• _Exercise prompt_
Search the data for the word "zbierania" and copy every line that contains it.

-- START OF Provided entries --

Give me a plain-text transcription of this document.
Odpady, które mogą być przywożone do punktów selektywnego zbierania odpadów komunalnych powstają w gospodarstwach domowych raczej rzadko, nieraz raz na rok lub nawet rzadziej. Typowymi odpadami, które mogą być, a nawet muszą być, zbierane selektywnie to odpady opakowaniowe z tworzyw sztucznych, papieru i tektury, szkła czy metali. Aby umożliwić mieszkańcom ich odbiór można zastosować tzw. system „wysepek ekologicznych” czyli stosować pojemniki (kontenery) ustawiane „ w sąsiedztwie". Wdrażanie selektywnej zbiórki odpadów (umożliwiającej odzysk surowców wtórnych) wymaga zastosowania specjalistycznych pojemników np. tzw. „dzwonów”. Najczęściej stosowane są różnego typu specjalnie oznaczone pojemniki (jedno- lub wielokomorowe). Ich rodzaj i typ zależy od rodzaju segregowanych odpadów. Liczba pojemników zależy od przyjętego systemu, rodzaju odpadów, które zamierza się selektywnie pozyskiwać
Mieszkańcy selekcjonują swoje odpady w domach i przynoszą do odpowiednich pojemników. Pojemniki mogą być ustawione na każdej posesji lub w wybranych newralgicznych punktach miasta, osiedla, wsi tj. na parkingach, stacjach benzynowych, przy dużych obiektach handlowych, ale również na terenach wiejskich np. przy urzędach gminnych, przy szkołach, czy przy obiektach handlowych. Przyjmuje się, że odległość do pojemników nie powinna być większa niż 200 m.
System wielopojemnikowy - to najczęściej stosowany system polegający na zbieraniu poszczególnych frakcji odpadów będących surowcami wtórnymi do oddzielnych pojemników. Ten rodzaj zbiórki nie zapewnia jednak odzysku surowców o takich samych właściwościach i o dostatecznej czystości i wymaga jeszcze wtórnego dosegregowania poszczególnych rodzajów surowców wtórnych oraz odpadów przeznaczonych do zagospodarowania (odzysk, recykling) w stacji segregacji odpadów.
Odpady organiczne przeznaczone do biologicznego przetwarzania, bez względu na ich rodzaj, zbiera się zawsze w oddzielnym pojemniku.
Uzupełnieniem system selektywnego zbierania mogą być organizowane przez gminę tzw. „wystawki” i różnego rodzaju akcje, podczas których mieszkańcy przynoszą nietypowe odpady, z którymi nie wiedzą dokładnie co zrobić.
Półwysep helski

-- END OF Provided entries --

• _Result_
Odpady, które mogą być przywożone do punktów selektywnego zbierania odpadów komunalnych powstają w gospodarstwach domowych raczej rzadko, nieraz raz na rok lub nawet rzadziej. Typowymi odpadami, które mogą być, a nawet muszą być, zbierane selektywnie to odpady opakowaniowe z tworzyw sztucznych, papieru i tektury, szkła czy metali. Aby umożliwić mieszkańcom ich odbiór można zastosować tzw. system „wysepek ekologicznych” czyli stosować pojemniki (kontenery) ustawiane „ w sąsiedztwie". Wdrażanie selektywnej zbiórki odpadów (umożliwiającej odzysk surowców wtórnych) wymaga zastosowania specjalistycznych pojemników np. tzw. „dzwonów”. Najczęściej stosowane są różnego typu specjalnie oznaczone pojemniki (jedno- lub wielokomorowe). Ich rodzaj i typ zależy od rodzaju segregowanych odpadów. Liczba pojemników zależy od przyjętego systemu, rodzaju odpadów, które zamierza się selektywnie pozyskiwać
Uzupełnieniem system selektywnego zbierania mogą być organizowane przez gminę tzw. „wystawki” i różnego rodzaju akcje, podczas których mieszkańcy przynoszą nietypowe odpady, z którymi nie wiedzą dokładnie co zrobić.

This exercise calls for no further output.